§ Records provided:
┌──

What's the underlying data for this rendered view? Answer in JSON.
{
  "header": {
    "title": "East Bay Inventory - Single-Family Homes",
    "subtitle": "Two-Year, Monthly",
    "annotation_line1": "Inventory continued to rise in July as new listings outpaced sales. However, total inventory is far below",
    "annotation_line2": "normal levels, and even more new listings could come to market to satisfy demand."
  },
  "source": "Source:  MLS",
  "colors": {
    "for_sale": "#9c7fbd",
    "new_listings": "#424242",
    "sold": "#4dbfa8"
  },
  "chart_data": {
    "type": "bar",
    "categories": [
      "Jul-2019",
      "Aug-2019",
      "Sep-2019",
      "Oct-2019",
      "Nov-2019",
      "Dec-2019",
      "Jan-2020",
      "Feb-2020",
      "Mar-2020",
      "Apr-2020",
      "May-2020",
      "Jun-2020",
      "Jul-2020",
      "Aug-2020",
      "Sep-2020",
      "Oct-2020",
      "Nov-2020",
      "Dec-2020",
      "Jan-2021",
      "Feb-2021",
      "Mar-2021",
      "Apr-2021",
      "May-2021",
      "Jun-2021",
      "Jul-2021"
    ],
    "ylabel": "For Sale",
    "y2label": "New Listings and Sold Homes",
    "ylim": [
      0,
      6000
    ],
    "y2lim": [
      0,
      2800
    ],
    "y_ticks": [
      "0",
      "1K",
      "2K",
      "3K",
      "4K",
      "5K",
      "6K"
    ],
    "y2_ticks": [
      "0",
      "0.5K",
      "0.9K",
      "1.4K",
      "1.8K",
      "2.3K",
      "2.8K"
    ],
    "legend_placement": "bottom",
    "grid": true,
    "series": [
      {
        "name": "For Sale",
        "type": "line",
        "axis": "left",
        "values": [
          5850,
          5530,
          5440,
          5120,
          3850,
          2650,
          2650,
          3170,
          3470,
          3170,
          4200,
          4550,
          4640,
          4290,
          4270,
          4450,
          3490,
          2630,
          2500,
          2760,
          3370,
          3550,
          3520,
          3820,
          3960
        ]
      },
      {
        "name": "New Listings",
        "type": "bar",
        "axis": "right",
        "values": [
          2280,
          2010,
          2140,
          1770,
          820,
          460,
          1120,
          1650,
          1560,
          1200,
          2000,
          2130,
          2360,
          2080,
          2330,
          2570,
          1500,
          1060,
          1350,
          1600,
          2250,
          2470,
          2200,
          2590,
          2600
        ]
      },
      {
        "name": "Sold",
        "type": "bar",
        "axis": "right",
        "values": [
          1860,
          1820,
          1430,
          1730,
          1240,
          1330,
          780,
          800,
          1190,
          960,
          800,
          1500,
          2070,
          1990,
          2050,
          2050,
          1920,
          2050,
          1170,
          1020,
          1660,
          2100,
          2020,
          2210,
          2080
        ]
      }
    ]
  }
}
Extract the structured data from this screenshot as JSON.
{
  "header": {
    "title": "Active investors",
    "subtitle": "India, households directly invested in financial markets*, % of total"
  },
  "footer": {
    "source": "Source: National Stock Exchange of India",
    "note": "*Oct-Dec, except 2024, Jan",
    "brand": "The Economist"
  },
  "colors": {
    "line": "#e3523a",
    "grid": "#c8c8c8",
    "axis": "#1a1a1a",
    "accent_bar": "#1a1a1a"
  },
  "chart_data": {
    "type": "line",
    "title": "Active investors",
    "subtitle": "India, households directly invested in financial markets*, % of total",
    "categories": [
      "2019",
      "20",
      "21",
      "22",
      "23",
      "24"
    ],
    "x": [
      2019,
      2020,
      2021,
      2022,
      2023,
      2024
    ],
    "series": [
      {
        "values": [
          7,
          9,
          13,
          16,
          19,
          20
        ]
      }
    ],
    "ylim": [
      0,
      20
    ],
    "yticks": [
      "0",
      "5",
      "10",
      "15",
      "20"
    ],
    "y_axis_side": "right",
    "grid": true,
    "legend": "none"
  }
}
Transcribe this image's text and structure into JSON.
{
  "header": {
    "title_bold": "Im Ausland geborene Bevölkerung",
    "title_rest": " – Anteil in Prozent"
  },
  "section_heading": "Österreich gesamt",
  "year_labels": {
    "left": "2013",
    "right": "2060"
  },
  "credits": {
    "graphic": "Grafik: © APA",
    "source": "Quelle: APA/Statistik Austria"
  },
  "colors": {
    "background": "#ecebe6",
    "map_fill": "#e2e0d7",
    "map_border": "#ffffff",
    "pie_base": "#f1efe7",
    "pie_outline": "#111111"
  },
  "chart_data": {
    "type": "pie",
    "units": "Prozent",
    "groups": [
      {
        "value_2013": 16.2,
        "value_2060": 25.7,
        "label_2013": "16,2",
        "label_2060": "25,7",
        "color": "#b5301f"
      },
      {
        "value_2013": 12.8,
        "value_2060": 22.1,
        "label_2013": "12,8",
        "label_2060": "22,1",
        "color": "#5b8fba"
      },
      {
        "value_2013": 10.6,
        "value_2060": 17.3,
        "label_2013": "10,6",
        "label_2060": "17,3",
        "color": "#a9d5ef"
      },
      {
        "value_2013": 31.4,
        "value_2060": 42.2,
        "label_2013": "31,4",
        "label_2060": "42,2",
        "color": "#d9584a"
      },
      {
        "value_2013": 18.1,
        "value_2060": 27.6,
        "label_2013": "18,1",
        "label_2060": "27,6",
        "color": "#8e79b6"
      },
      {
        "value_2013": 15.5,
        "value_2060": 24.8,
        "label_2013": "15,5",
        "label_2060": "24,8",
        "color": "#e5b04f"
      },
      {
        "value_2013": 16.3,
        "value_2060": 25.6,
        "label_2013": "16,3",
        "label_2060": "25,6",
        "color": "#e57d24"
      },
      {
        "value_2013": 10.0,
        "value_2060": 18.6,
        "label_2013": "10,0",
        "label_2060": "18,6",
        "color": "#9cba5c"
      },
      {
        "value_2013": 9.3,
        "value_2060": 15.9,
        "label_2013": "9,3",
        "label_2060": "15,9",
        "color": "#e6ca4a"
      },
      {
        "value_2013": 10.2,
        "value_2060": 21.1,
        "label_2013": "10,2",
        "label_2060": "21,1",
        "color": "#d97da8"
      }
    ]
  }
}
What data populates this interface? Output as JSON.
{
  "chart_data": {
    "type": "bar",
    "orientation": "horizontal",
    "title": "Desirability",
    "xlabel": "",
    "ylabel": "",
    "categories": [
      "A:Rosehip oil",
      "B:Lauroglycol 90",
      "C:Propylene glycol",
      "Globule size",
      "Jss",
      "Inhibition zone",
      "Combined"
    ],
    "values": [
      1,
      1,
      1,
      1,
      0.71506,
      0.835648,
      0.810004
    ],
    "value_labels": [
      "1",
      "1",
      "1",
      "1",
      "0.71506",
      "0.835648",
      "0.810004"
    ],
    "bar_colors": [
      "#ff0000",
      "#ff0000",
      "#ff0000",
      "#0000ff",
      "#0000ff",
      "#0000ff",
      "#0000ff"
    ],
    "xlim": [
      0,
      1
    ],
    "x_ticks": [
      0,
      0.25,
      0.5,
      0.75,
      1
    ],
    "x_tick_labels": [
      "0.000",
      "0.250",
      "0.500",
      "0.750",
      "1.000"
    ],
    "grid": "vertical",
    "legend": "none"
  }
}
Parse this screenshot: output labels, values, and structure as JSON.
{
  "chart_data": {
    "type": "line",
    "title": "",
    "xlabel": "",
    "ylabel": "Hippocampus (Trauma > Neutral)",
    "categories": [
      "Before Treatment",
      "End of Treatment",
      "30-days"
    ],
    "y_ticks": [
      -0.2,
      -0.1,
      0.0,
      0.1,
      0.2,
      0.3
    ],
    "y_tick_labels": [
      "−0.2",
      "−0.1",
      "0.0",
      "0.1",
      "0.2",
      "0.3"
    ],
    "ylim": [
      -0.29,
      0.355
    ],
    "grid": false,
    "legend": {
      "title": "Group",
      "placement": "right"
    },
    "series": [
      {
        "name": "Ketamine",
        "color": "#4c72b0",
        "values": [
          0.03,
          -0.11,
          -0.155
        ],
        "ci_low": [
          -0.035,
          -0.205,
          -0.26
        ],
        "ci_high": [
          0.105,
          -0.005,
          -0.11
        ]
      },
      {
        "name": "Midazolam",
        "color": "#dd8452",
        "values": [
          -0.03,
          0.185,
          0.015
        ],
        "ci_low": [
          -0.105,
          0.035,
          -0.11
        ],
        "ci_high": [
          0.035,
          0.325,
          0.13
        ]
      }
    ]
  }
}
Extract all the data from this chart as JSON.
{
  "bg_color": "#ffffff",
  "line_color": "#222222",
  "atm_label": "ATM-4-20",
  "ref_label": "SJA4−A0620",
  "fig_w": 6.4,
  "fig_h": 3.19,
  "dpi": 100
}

└──

§ Task to carry out: Only the lines from the one containing "Parse this screenshot: output" through the end of the entries above belong in the answer; repeat them exactly.

§ Completed exercise:
Parse this screenshot: output labels, values, and structure as JSON.
{
  "chart_data": {
    "type": "line",
    "title": "",
    "xlabel": "",
    "ylabel": "Hippocampus (Trauma > Neutral)",
    "categories": [
      "Before Treatment",
      "End of Treatment",
      "30-days"
    ],
    "y_ticks": [
      -0.2,
      -0.1,
      0.0,
      0.1,
      0.2,
      0.3
    ],
    "y_tick_labels": [
      "−0.2",
      "−0.1",
      "0.0",
      "0.1",
      "0.2",
      "0.3"
    ],
    "ylim": [
      -0.29,
      0.355
    ],
    "grid": false,
    "legend": {
      "title": "Group",
      "placement": "right"
    },
    "series": [
      {
        "name": "Ketamine",
        "color": "#4c72b0",
        "values": [
          0.03,
          -0.11,
          -0.155
        ],
        "ci_low": [
          -0.035,
          -0.205,
          -0.26
        ],
        "ci_high": [
          0.105,
          -0.005,
          -0.11
        ]
      },
      {
        "name": "Midazolam",
        "color": "#dd8452",
        "values": [
          -0.03,
          0.185,
          0.015
        ],
        "ci_low": [
          -0.105,
          0.035,
          -0.11
        ],
        "ci_high": [
          0.035,
          0.325,
          0.13
        ]
      }
    ]
  }
}
Extract all the data from this chart as JSON.
{
  "bg_color": "#ffffff",
  "line_color": "#222222",
  "atm_label": "ATM-4-20",
  "ref_label": "SJA4−A0620",
  "fig_w": 6.4,
  "fig_h": 3.19,
  "dpi": 100
}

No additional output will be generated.